Aim. Below is a block of records. Copy every line in it that contains the word "this".

Data excerpts.
____
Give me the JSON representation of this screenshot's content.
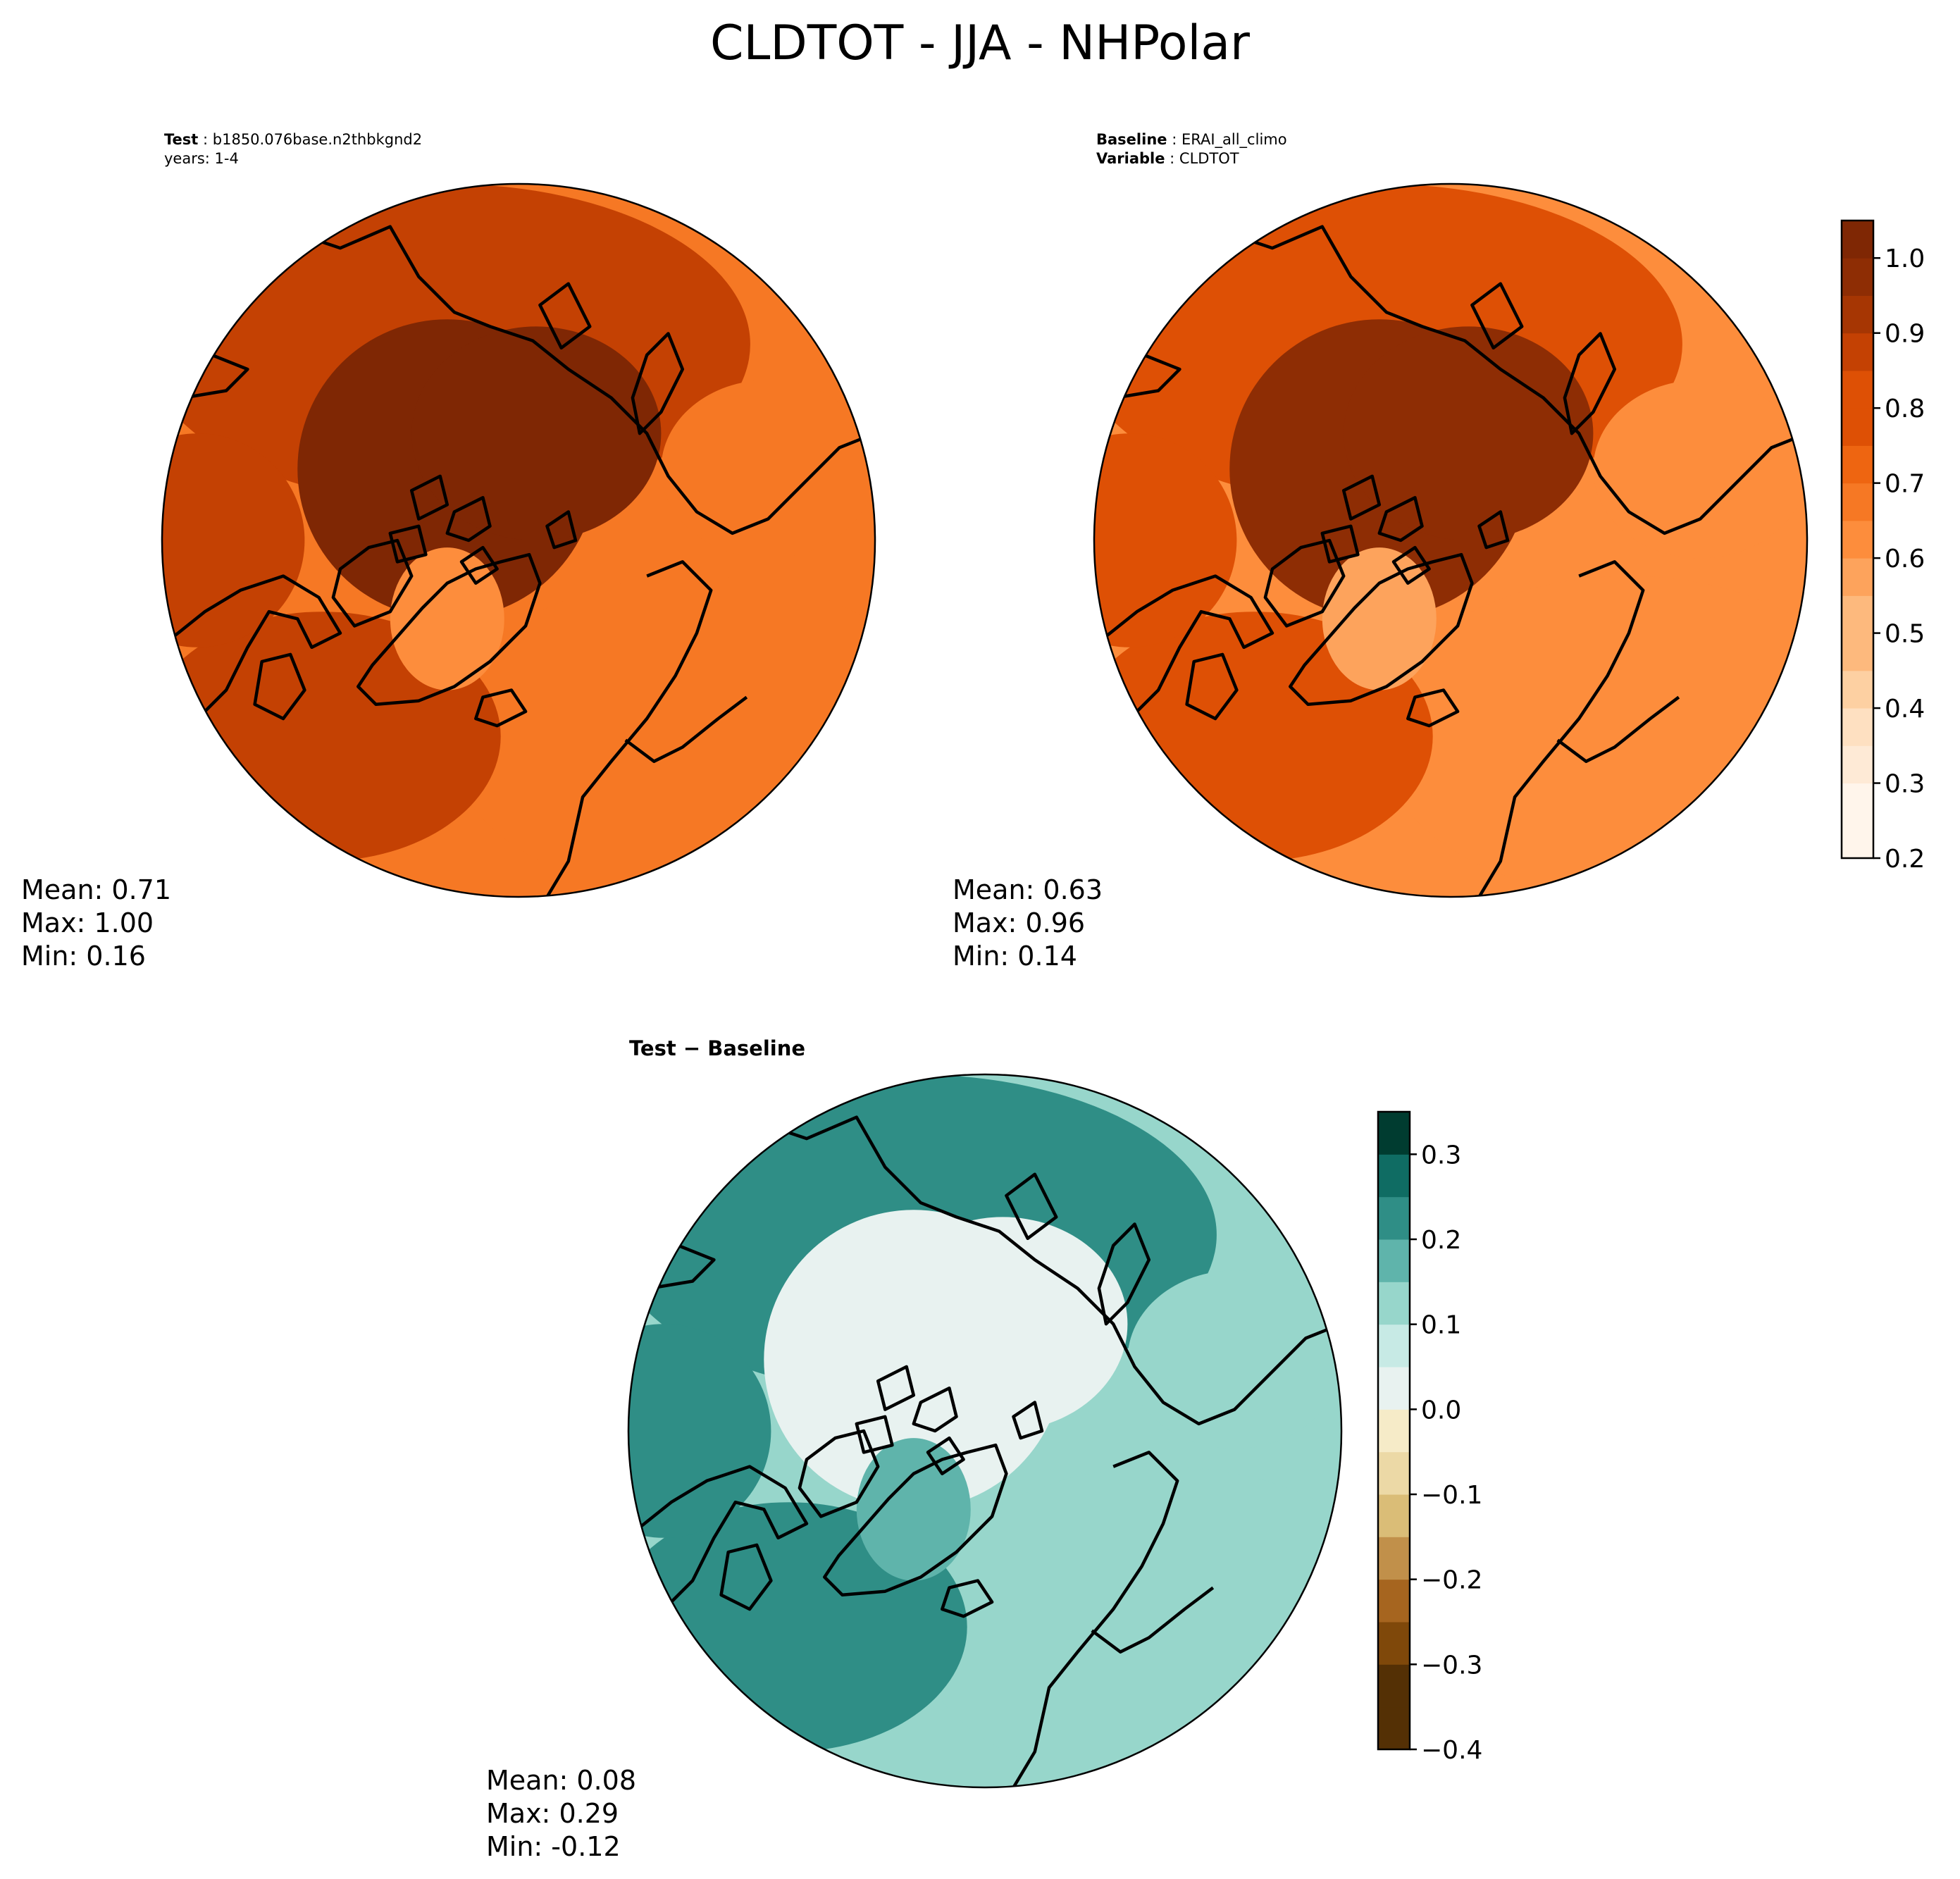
{
  "figure": {
    "title": "CLDTOT - JJA - NHPolar"
  },
  "panels": [
    {
      "id": "test",
      "header_key_1": "Test",
      "header_val_1": "b1850.076base.n2thbkgnd2",
      "header_line_2": "years: 1-4",
      "stats": {
        "mean": "Mean:  0.71",
        "max": "Max:  1.00",
        "min": "Min:  0.16"
      },
      "palette": "oranges",
      "field": {
        "pole": 0.97,
        "land": 0.82,
        "ocean": 0.62,
        "greenland": 0.58,
        "lo": 0.2,
        "hi": 1.0
      }
    },
    {
      "id": "baseline",
      "header_key_1": "Baseline",
      "header_val_1": "ERAI_all_climo",
      "header_key_2": "Variable",
      "header_val_2": "CLDTOT",
      "stats": {
        "mean": "Mean:  0.63",
        "max": "Max:  0.96",
        "min": "Min:  0.14"
      },
      "palette": "oranges",
      "field": {
        "pole": 0.9,
        "land": 0.75,
        "ocean": 0.55,
        "greenland": 0.52,
        "lo": 0.2,
        "hi": 1.0
      }
    },
    {
      "id": "diff",
      "header": "Test − Baseline",
      "stats": {
        "mean": "Mean:  0.08",
        "max": "Max:  0.29",
        "min": "Min: -0.12"
      },
      "palette": "brbg",
      "field": {
        "pole": 0.02,
        "land": 0.2,
        "ocean": 0.1,
        "greenland": 0.16,
        "lo": -0.4,
        "hi": 0.35
      }
    }
  ],
  "colorbars": [
    {
      "id": "cb-top",
      "palette": "oranges",
      "min": 0.2,
      "max": 1.05,
      "step": 0.05,
      "ticks": [
        0.2,
        0.3,
        0.4,
        0.5,
        0.6,
        0.7,
        0.8,
        0.9,
        1.0
      ],
      "tick_labels": [
        "0.2",
        "0.3",
        "0.4",
        "0.5",
        "0.6",
        "0.7",
        "0.8",
        "0.9",
        "1.0"
      ]
    },
    {
      "id": "cb-diff",
      "palette": "brbg",
      "min": -0.4,
      "max": 0.35,
      "step": 0.05,
      "ticks": [
        -0.4,
        -0.3,
        -0.2,
        -0.1,
        0.0,
        0.1,
        0.2,
        0.3
      ],
      "tick_labels": [
        "−0.4",
        "−0.3",
        "−0.2",
        "−0.1",
        "0.0",
        "0.1",
        "0.2",
        "0.3"
      ]
    }
  ],
  "palettes": {
    "oranges": [
      "#fff5eb",
      "#feead6",
      "#fee0c1",
      "#fdd0a2",
      "#fdb97d",
      "#fda35c",
      "#fd8d3c",
      "#f67824",
      "#ee6511",
      "#de5005",
      "#c44103",
      "#a63603",
      "#8e2d04",
      "#7f2704"
    ],
    "brbg": [
      "#543005",
      "#7f480a",
      "#a6651f",
      "#c1904a",
      "#dabd77",
      "#ecd9a6",
      "#f6ebc8",
      "#e8f2f0",
      "#c7eae5",
      "#97d6cb",
      "#5fb4ab",
      "#2f8e86",
      "#0f6c63",
      "#003c30"
    ]
  }
}
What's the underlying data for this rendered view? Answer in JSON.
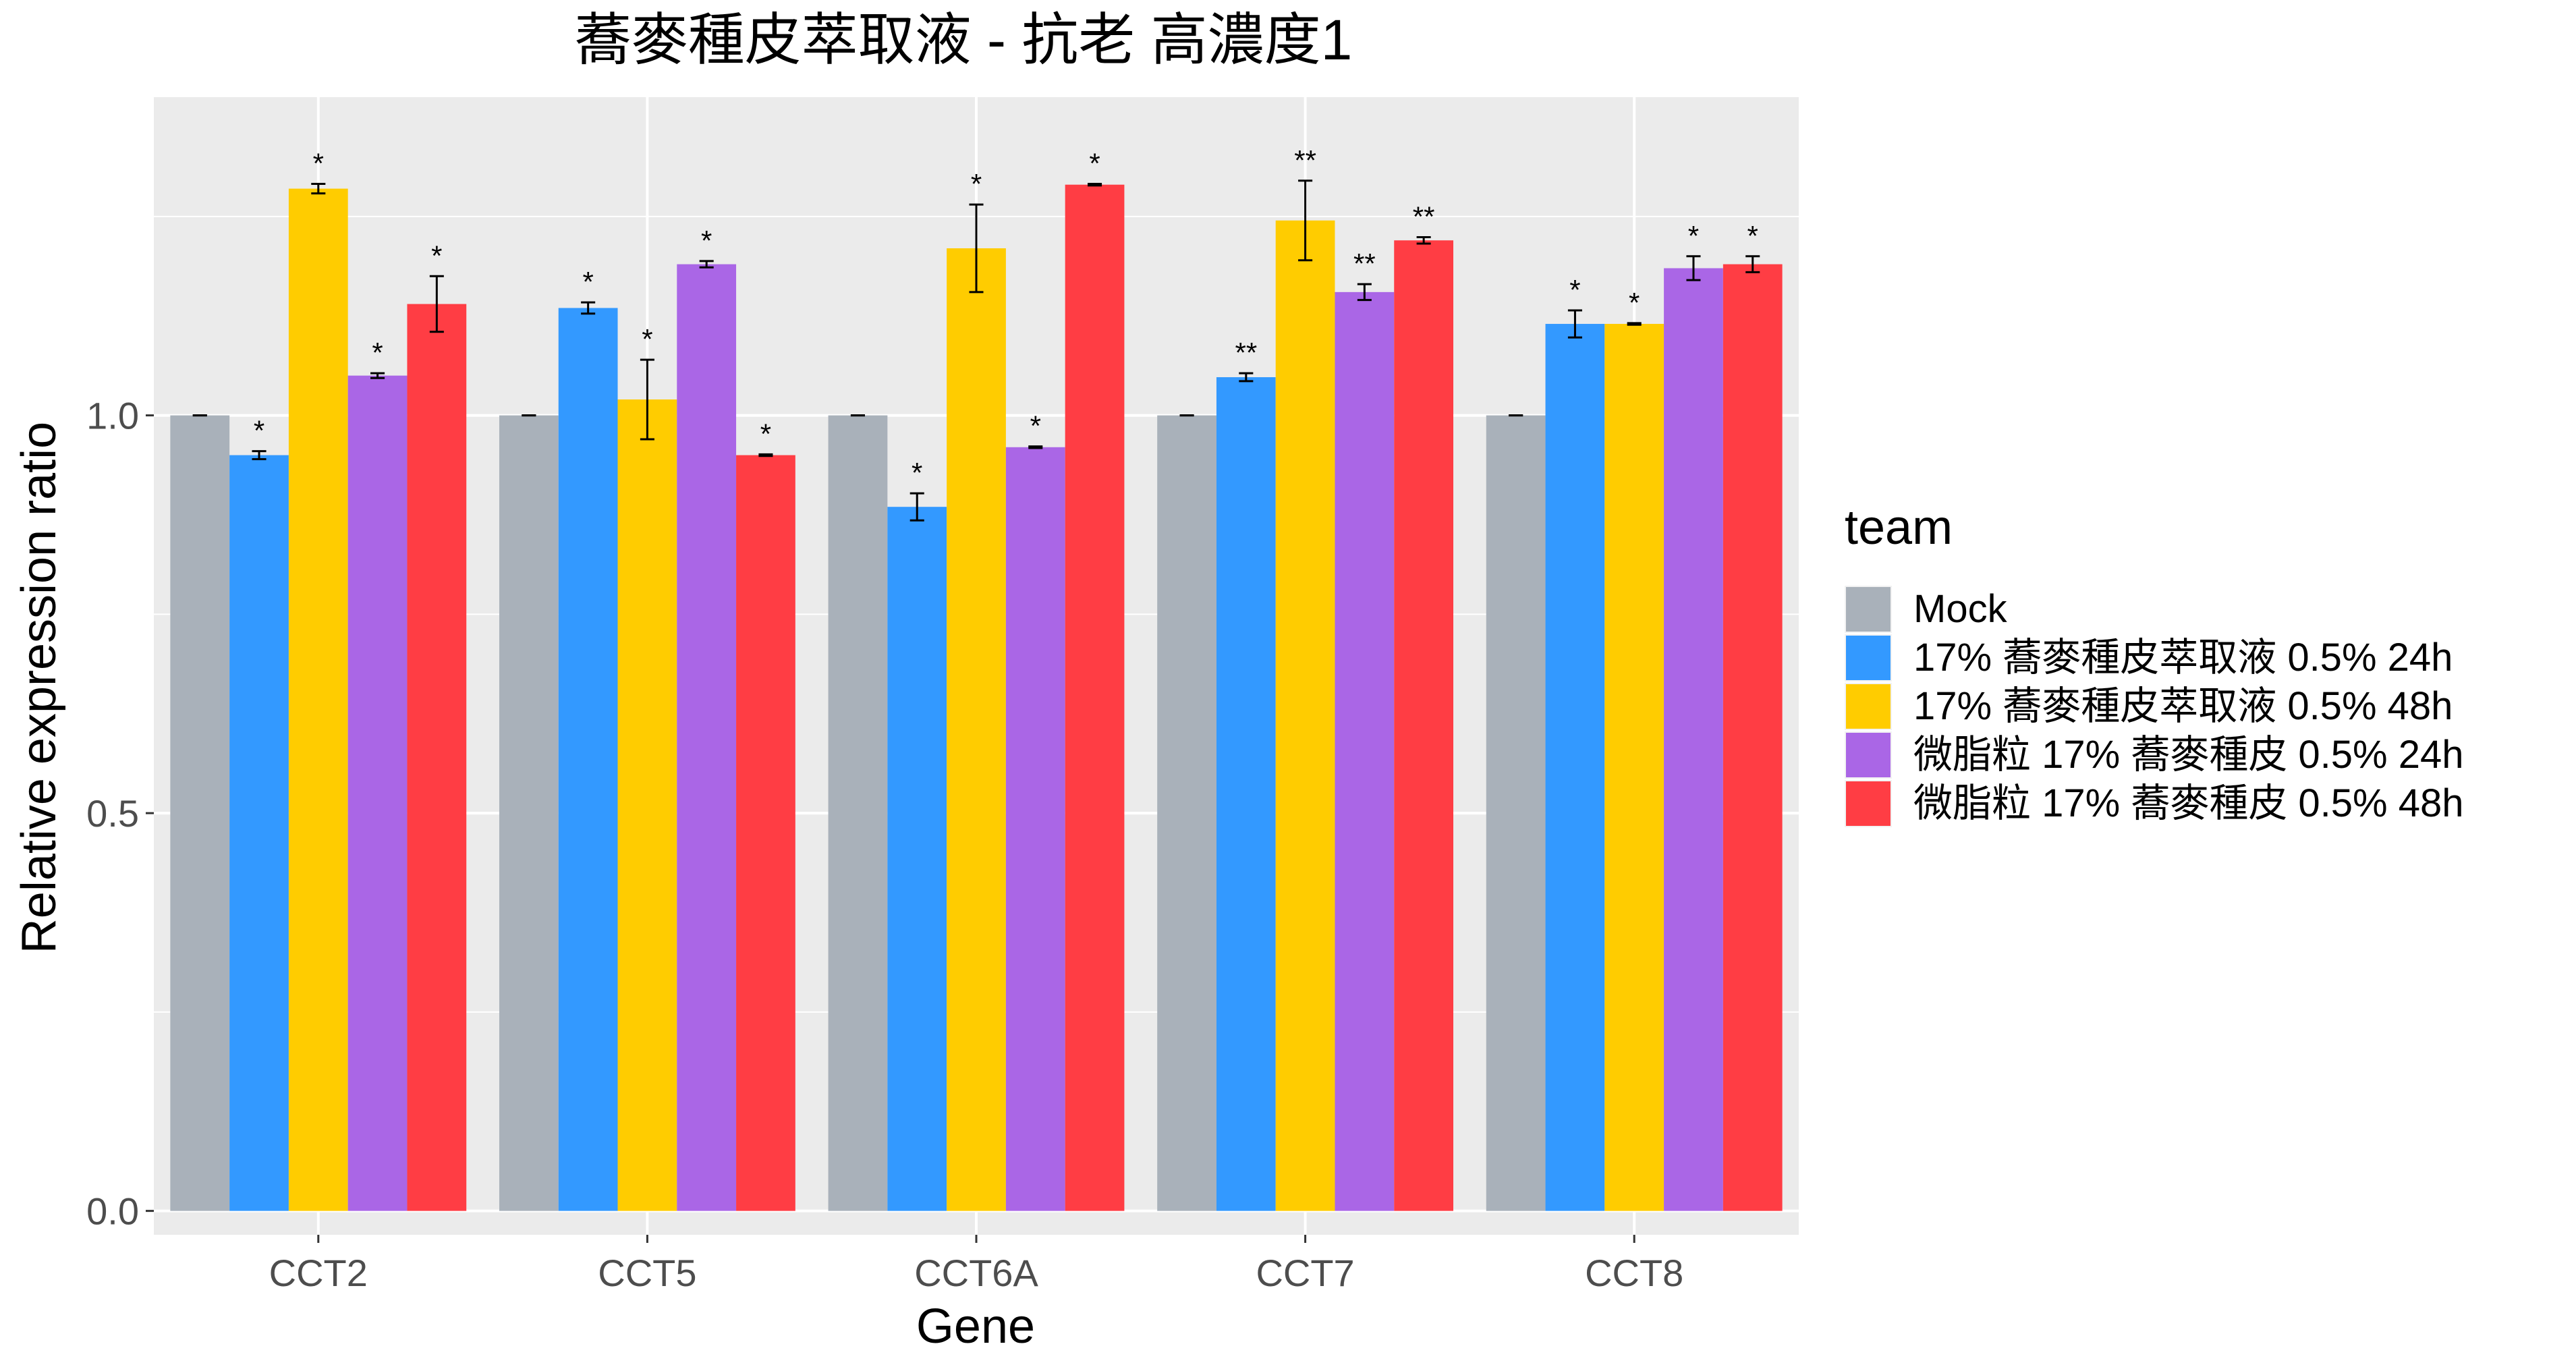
{
  "chart_data": {
    "type": "bar",
    "title": "蕎麥種皮萃取液 - 抗老 高濃度1",
    "xlabel": "Gene",
    "ylabel": "Relative expression ratio",
    "ylim": [
      -0.03,
      1.4
    ],
    "yticks": [
      0.0,
      0.5,
      1.0
    ],
    "ytick_labels": [
      "0.0",
      "0.5",
      "1.0"
    ],
    "grid": true,
    "legend_title": "team",
    "legend_position": "right",
    "categories": [
      "CCT2",
      "CCT5",
      "CCT6A",
      "CCT7",
      "CCT8"
    ],
    "series": [
      {
        "name": "Mock",
        "color": "#A9B1BA",
        "values": [
          1.0,
          1.0,
          1.0,
          1.0,
          1.0
        ],
        "errors": [
          0.0,
          0.0,
          0.0,
          0.0,
          0.0
        ],
        "sig": [
          "",
          "",
          "",
          "",
          ""
        ]
      },
      {
        "name": "17% 蕎麥種皮萃取液 0.5% 24h",
        "color": "#3399FF",
        "values": [
          0.95,
          1.135,
          0.885,
          1.048,
          1.115
        ],
        "errors": [
          0.005,
          0.007,
          0.017,
          0.005,
          0.017
        ],
        "sig": [
          "*",
          "*",
          "*",
          "**",
          "*"
        ]
      },
      {
        "name": "17% 蕎麥種皮萃取液 0.5% 48h",
        "color": "#FFCC00",
        "values": [
          1.285,
          1.02,
          1.21,
          1.245,
          1.115
        ],
        "errors": [
          0.006,
          0.05,
          0.055,
          0.05,
          0.001
        ],
        "sig": [
          "*",
          "*",
          "*",
          "**",
          "*"
        ]
      },
      {
        "name": "微脂粒 17% 蕎麥種皮 0.5% 24h",
        "color": "#AA66E6",
        "values": [
          1.05,
          1.19,
          0.96,
          1.155,
          1.185
        ],
        "errors": [
          0.003,
          0.004,
          0.001,
          0.01,
          0.015
        ],
        "sig": [
          "*",
          "*",
          "*",
          "**",
          "*"
        ]
      },
      {
        "name": "微脂粒 17% 蕎麥種皮 0.5% 48h",
        "color": "#FF3D44",
        "values": [
          1.14,
          0.95,
          1.29,
          1.22,
          1.19
        ],
        "errors": [
          0.035,
          0.001,
          0.001,
          0.004,
          0.01
        ],
        "sig": [
          "*",
          "*",
          "*",
          "**",
          "*"
        ]
      }
    ]
  }
}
____
Solved problem.
Give me the JSON representation of this screenshot's content.
What's the underlying data for this rendered view? Answer in JSON.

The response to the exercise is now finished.